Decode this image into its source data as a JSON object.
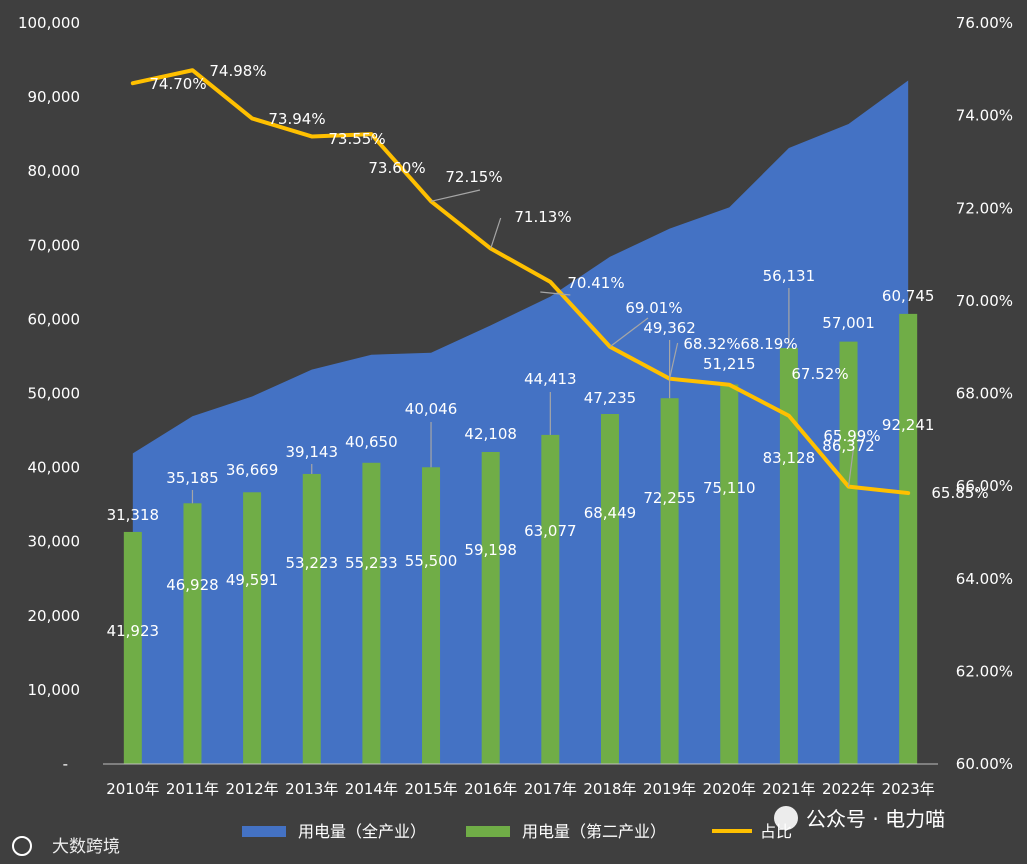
{
  "chart_data": {
    "type": "bar+area+line",
    "categories": [
      "2010年",
      "2011年",
      "2012年",
      "2013年",
      "2014年",
      "2015年",
      "2016年",
      "2017年",
      "2018年",
      "2019年",
      "2020年",
      "2021年",
      "2022年",
      "2023年"
    ],
    "series": [
      {
        "name": "用电量（全产业）",
        "type": "area",
        "axis": "left",
        "color": "#4472c4",
        "values": [
          41923,
          46928,
          49591,
          53223,
          55233,
          55500,
          59198,
          63077,
          68449,
          72255,
          75110,
          83128,
          86372,
          92241
        ],
        "labels": [
          "41,923",
          "46,928",
          "49,591",
          "53,223",
          "55,233",
          "55,500",
          "59,198",
          "63,077",
          "68,449",
          "72,255",
          "75,110",
          "83,128",
          "86,372",
          "92,241"
        ]
      },
      {
        "name": "用电量（第二产业）",
        "type": "bar",
        "axis": "left",
        "color": "#70ad47",
        "values": [
          31318,
          35185,
          36669,
          39143,
          40650,
          40046,
          42108,
          44413,
          47235,
          49362,
          51215,
          56131,
          57001,
          60745
        ],
        "labels": [
          "31,318",
          "35,185",
          "36,669",
          "39,143",
          "40,650",
          "40,046",
          "42,108",
          "44,413",
          "47,235",
          "49,362",
          "51,215",
          "56,131",
          "57,001",
          "60,745"
        ]
      },
      {
        "name": "占比",
        "type": "line",
        "axis": "right",
        "color": "#ffc000",
        "values": [
          74.7,
          74.98,
          73.94,
          73.55,
          73.6,
          72.15,
          71.13,
          70.41,
          69.01,
          68.32,
          68.19,
          67.52,
          65.99,
          65.85
        ],
        "labels": [
          "74.70%",
          "74.98%",
          "73.94%",
          "73.55%",
          "73.60%",
          "72.15%",
          "71.13%",
          "70.41%",
          "69.01%",
          "68.32%",
          "68.19%",
          "67.52%",
          "65.99%",
          "65.85%"
        ]
      }
    ],
    "y_left": {
      "range": [
        0,
        100000
      ],
      "ticks": [
        0,
        10000,
        20000,
        30000,
        40000,
        50000,
        60000,
        70000,
        80000,
        90000,
        100000
      ],
      "tick_labels": [
        "-",
        "10,000",
        "20,000",
        "30,000",
        "40,000",
        "50,000",
        "60,000",
        "70,000",
        "80,000",
        "90,000",
        "100,000"
      ]
    },
    "y_right": {
      "range": [
        60,
        76
      ],
      "ticks": [
        60,
        62,
        64,
        66,
        68,
        70,
        72,
        74,
        76
      ],
      "tick_labels": [
        "60.00%",
        "62.00%",
        "64.00%",
        "66.00%",
        "68.00%",
        "70.00%",
        "72.00%",
        "74.00%",
        "76.00%"
      ]
    },
    "grid": false,
    "legend_position": "bottom",
    "title": "",
    "xlabel": "",
    "ylabel": ""
  },
  "watermarks": {
    "bottom_left": "大数跨境",
    "bottom_right": "公众号 · 电力喵"
  },
  "colors": {
    "background": "#3f3f3f",
    "text": "#ffffff",
    "leader_line": "#a6a6a6"
  }
}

▶ [JOB]
Transcribe each entry precisely as given, leaving the pictures out.

▶ [WRITTEN ANSWER]
Decode this image into its source data as a JSON object.
{
  "chart_data": {
    "type": "bar+area+line",
    "categories": [
      "2010年",
      "2011年",
      "2012年",
      "2013年",
      "2014年",
      "2015年",
      "2016年",
      "2017年",
      "2018年",
      "2019年",
      "2020年",
      "2021年",
      "2022年",
      "2023年"
    ],
    "series": [
      {
        "name": "用电量（全产业）",
        "type": "area",
        "axis": "left",
        "color": "#4472c4",
        "values": [
          41923,
          46928,
          49591,
          53223,
          55233,
          55500,
          59198,
          63077,
          68449,
          72255,
          75110,
          83128,
          86372,
          92241
        ],
        "labels": [
          "41,923",
          "46,928",
          "49,591",
          "53,223",
          "55,233",
          "55,500",
          "59,198",
          "63,077",
          "68,449",
          "72,255",
          "75,110",
          "83,128",
          "86,372",
          "92,241"
        ]
      },
      {
        "name": "用电量（第二产业）",
        "type": "bar",
        "axis": "left",
        "color": "#70ad47",
        "values": [
          31318,
          35185,
          36669,
          39143,
          40650,
          40046,
          42108,
          44413,
          47235,
          49362,
          51215,
          56131,
          57001,
          60745
        ],
        "labels": [
          "31,318",
          "35,185",
          "36,669",
          "39,143",
          "40,650",
          "40,046",
          "42,108",
          "44,413",
          "47,235",
          "49,362",
          "51,215",
          "56,131",
          "57,001",
          "60,745"
        ]
      },
      {
        "name": "占比",
        "type": "line",
        "axis": "right",
        "color": "#ffc000",
        "values": [
          74.7,
          74.98,
          73.94,
          73.55,
          73.6,
          72.15,
          71.13,
          70.41,
          69.01,
          68.32,
          68.19,
          67.52,
          65.99,
          65.85
        ],
        "labels": [
          "74.70%",
          "74.98%",
          "73.94%",
          "73.55%",
          "73.60%",
          "72.15%",
          "71.13%",
          "70.41%",
          "69.01%",
          "68.32%",
          "68.19%",
          "67.52%",
          "65.99%",
          "65.85%"
        ]
      }
    ],
    "y_left": {
      "range": [
        0,
        100000
      ],
      "ticks": [
        0,
        10000,
        20000,
        30000,
        40000,
        50000,
        60000,
        70000,
        80000,
        90000,
        100000
      ],
      "tick_labels": [
        "-",
        "10,000",
        "20,000",
        "30,000",
        "40,000",
        "50,000",
        "60,000",
        "70,000",
        "80,000",
        "90,000",
        "100,000"
      ]
    },
    "y_right": {
      "range": [
        60,
        76
      ],
      "ticks": [
        60,
        62,
        64,
        66,
        68,
        70,
        72,
        74,
        76
      ],
      "tick_labels": [
        "60.00%",
        "62.00%",
        "64.00%",
        "66.00%",
        "68.00%",
        "70.00%",
        "72.00%",
        "74.00%",
        "76.00%"
      ]
    },
    "grid": false,
    "legend_position": "bottom",
    "title": "",
    "xlabel": "",
    "ylabel": ""
  },
  "watermarks": {
    "bottom_left": "大数跨境",
    "bottom_right": "公众号 · 电力喵"
  },
  "colors": {
    "background": "#3f3f3f",
    "text": "#ffffff",
    "leader_line": "#a6a6a6"
  }
}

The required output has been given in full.